_DATASET EXTRACT_

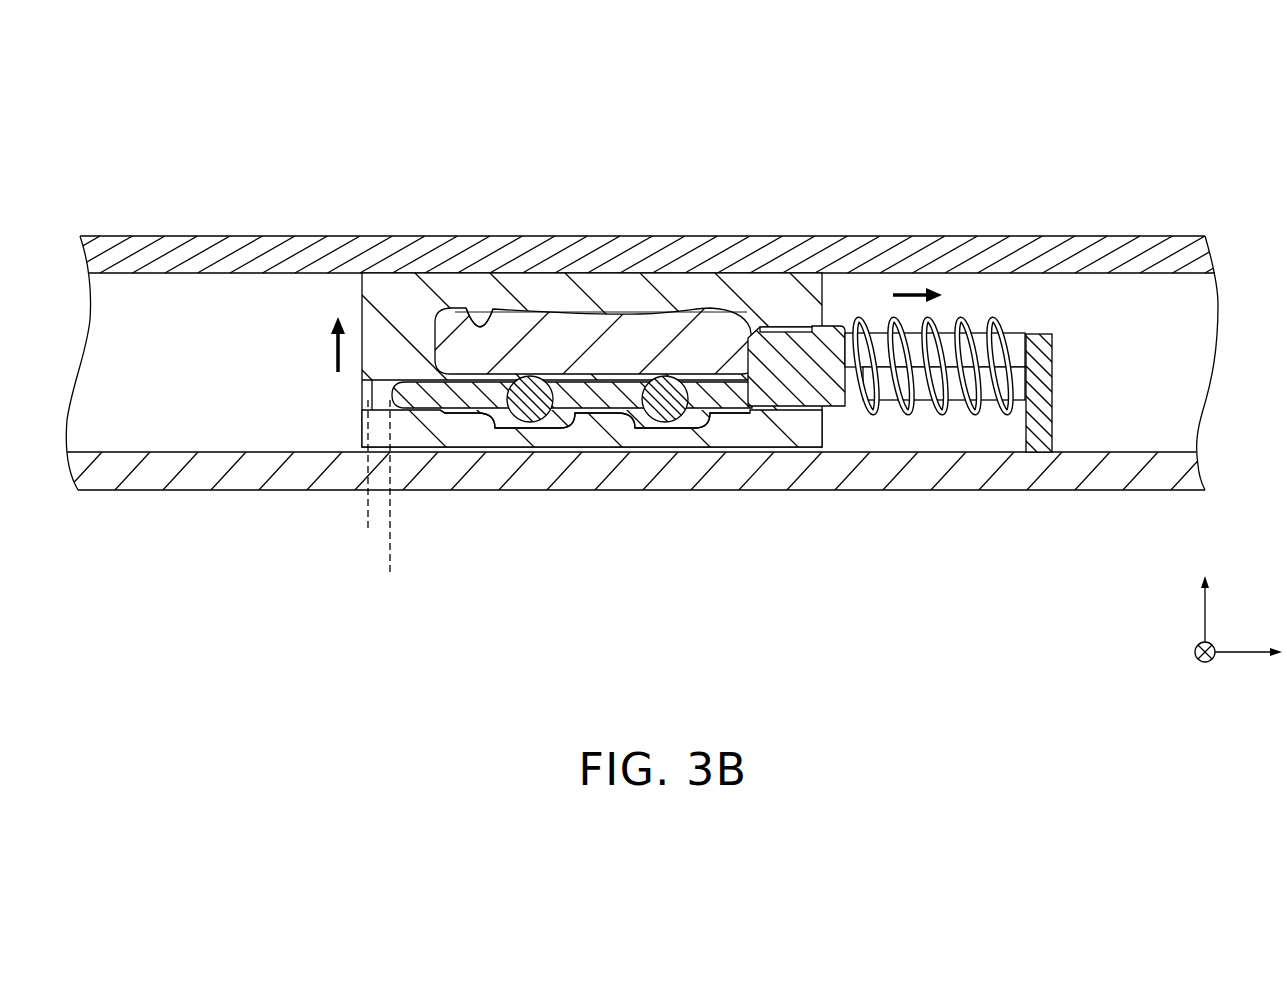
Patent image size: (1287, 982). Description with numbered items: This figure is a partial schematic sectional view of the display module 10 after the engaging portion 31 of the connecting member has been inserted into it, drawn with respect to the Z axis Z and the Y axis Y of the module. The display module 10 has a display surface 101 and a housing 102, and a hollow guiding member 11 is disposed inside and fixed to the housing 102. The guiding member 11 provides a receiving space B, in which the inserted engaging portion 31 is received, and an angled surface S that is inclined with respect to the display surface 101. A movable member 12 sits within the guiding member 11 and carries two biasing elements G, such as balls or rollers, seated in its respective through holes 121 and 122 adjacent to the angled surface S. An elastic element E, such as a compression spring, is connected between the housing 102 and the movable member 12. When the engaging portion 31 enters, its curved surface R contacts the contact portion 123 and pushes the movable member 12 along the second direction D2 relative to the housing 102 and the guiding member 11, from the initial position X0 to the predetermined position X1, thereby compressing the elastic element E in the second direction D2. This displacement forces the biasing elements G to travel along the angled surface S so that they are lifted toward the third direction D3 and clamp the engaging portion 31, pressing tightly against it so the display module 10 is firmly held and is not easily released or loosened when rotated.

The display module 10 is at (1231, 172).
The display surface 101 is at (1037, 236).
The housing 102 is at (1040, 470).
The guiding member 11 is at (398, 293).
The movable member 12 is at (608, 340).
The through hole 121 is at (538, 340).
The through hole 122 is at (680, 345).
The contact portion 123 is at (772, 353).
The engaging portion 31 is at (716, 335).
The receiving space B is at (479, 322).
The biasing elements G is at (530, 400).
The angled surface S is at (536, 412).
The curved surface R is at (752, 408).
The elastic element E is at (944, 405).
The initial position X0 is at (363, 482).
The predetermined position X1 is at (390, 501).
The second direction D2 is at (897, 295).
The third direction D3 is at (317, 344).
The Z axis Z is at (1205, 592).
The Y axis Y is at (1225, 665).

* * *

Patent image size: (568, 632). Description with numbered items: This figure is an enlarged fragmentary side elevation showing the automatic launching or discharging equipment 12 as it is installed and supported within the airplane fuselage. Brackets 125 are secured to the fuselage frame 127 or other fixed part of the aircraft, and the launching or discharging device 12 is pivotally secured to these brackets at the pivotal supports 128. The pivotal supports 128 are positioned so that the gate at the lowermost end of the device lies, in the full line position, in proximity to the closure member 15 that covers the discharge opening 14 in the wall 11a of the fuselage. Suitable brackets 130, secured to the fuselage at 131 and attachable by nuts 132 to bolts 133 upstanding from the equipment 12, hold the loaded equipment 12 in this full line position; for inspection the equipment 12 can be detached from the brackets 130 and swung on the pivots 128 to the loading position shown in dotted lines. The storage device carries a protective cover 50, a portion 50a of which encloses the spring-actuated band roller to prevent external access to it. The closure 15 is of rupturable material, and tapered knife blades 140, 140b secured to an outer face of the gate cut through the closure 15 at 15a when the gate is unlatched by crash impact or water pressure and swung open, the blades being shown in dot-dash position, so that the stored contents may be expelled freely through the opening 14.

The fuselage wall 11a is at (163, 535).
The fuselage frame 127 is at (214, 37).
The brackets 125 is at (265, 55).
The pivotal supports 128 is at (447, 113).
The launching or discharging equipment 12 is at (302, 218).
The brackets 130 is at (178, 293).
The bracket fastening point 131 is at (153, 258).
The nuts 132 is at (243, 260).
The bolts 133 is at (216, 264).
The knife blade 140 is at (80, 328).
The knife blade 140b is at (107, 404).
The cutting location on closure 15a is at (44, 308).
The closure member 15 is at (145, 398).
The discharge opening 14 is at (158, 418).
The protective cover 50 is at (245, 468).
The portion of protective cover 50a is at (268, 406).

_WHAT YOU NEED TO DO_
Rewrite the data from the line that contains "Patent image size: (1287, 982)." through the line that contains "The curved surface R is at (752, 408).", both included, changing "connecting member" to "coupling member" and leaving everything else unchanged. Give only those lines.

_ANSWER_
Patent image size: (1287, 982). Description with numbered items: This figure is a partial schematic sectional view of the display module 10 after the engaging portion 31 of the coupling member has been inserted into it, drawn with respect to the Z axis Z and the Y axis Y of the module. The display module 10 has a display surface 101 and a housing 102, and a hollow guiding member 11 is disposed inside and fixed to the housing 102. The guiding member 11 provides a receiving space B, in which the inserted engaging portion 31 is received, and an angled surface S that is inclined with respect to the display surface 101. A movable member 12 sits within the guiding member 11 and carries two biasing elements G, such as balls or rollers, seated in its respective through holes 121 and 122 adjacent to the angled surface S. An elastic element E, such as a compression spring, is connected between the housing 102 and the movable member 12. When the engaging portion 31 enters, its curved surface R contacts the contact portion 123 and pushes the movable member 12 along the second direction D2 relative to the housing 102 and the guiding member 11, from the initial position X0 to the predetermined position X1, thereby compressing the elastic element E in the second direction D2. This displacement forces the biasing elements G to travel along the angled surface S so that they are lifted toward the third direction D3 and clamp the engaging portion 31, pressing tightly against it so the display module 10 is firmly held and is not easily released or loosened when rotated.

The display module 10 is at (1231, 172).
The display surface 101 is at (1037, 236).
The housing 102 is at (1040, 470).
The guiding member 11 is at (398, 293).
The movable member 12 is at (608, 340).
The through hole 121 is at (538, 340).
The through hole 122 is at (680, 345).
The contact portion 123 is at (772, 353).
The engaging portion 31 is at (716, 335).
The receiving space B is at (479, 322).
The biasing elements G is at (530, 400).
The angled surface S is at (536, 412).
The curved surface R is at (752, 408).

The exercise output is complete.